_Given records_.
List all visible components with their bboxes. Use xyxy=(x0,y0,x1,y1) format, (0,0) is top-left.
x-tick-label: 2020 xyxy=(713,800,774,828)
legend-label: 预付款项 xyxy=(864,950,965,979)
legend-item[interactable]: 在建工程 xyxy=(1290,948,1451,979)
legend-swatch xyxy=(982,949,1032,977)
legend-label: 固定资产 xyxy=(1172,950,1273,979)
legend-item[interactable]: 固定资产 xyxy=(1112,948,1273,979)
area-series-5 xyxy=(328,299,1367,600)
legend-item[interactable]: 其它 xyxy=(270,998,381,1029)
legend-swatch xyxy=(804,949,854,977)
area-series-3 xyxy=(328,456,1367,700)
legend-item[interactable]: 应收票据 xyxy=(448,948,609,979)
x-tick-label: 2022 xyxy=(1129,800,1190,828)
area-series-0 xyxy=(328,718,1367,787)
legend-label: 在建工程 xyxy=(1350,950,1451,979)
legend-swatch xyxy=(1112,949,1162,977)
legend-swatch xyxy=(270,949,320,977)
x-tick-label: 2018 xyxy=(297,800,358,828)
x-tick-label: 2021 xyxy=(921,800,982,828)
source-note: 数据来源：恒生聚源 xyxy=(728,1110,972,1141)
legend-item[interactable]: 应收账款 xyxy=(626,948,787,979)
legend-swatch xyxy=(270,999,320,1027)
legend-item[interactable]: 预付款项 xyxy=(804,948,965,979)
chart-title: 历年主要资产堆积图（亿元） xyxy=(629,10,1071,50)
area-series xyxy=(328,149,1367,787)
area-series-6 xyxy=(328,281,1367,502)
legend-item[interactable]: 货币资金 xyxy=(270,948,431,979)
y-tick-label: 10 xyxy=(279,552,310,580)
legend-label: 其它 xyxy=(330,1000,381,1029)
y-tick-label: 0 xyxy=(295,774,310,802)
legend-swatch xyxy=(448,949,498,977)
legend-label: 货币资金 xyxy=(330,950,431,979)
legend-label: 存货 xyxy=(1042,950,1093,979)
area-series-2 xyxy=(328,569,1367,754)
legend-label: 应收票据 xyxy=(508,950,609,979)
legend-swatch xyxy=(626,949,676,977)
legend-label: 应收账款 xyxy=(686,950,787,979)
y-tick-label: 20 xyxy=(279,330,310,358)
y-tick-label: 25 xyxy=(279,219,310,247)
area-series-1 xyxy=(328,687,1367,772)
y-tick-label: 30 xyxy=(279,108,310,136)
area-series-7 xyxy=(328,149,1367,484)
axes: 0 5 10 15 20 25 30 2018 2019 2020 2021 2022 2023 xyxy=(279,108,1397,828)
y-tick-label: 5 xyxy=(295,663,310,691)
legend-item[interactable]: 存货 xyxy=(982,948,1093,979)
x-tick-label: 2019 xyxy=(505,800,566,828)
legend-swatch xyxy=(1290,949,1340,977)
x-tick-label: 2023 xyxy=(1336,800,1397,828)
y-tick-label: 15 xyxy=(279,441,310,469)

_Challenge_. Copy every one of the records above verbatim, keeping each line unchanged and in its original order.

_Answer to the task_.
List all visible components with their bboxes. Use xyxy=(x0,y0,x1,y1) format, (0,0) is top-left.
x-tick-label: 2020 xyxy=(713,800,774,828)
legend-label: 预付款项 xyxy=(864,950,965,979)
legend-item[interactable]: 在建工程 xyxy=(1290,948,1451,979)
legend-swatch xyxy=(982,949,1032,977)
legend-label: 固定资产 xyxy=(1172,950,1273,979)
legend-item[interactable]: 固定资产 xyxy=(1112,948,1273,979)
area-series-5 xyxy=(328,299,1367,600)
legend-item[interactable]: 其它 xyxy=(270,998,381,1029)
legend-swatch xyxy=(804,949,854,977)
area-series-3 xyxy=(328,456,1367,700)
legend-item[interactable]: 应收票据 xyxy=(448,948,609,979)
x-tick-label: 2022 xyxy=(1129,800,1190,828)
area-series-0 xyxy=(328,718,1367,787)
legend-label: 在建工程 xyxy=(1350,950,1451,979)
legend-swatch xyxy=(1112,949,1162,977)
legend-swatch xyxy=(270,949,320,977)
x-tick-label: 2018 xyxy=(297,800,358,828)
x-tick-label: 2021 xyxy=(921,800,982,828)
source-note: 数据来源：恒生聚源 xyxy=(728,1110,972,1141)
legend-item[interactable]: 应收账款 xyxy=(626,948,787,979)
legend-swatch xyxy=(270,999,320,1027)
legend-item[interactable]: 预付款项 xyxy=(804,948,965,979)
chart-title: 历年主要资产堆积图（亿元） xyxy=(629,10,1071,50)
area-series xyxy=(328,149,1367,787)
area-series-6 xyxy=(328,281,1367,502)
legend-item[interactable]: 货币资金 xyxy=(270,948,431,979)
y-tick-label: 10 xyxy=(279,552,310,580)
legend-label: 其它 xyxy=(330,1000,381,1029)
y-tick-label: 0 xyxy=(295,774,310,802)
legend-swatch xyxy=(448,949,498,977)
legend-label: 货币资金 xyxy=(330,950,431,979)
legend-label: 存货 xyxy=(1042,950,1093,979)
area-series-2 xyxy=(328,569,1367,754)
legend-label: 应收票据 xyxy=(508,950,609,979)
legend-swatch xyxy=(626,949,676,977)
legend-label: 应收账款 xyxy=(686,950,787,979)
y-tick-label: 20 xyxy=(279,330,310,358)
y-tick-label: 25 xyxy=(279,219,310,247)
area-series-1 xyxy=(328,687,1367,772)
y-tick-label: 30 xyxy=(279,108,310,136)
area-series-7 xyxy=(328,149,1367,484)
axes: 0 5 10 15 20 25 30 2018 2019 2020 2021 2022 2023 xyxy=(279,108,1397,828)
y-tick-label: 5 xyxy=(295,663,310,691)
legend-item[interactable]: 存货 xyxy=(982,948,1093,979)
x-tick-label: 2019 xyxy=(505,800,566,828)
legend-swatch xyxy=(1290,949,1340,977)
x-tick-label: 2023 xyxy=(1336,800,1397,828)
y-tick-label: 15 xyxy=(279,441,310,469)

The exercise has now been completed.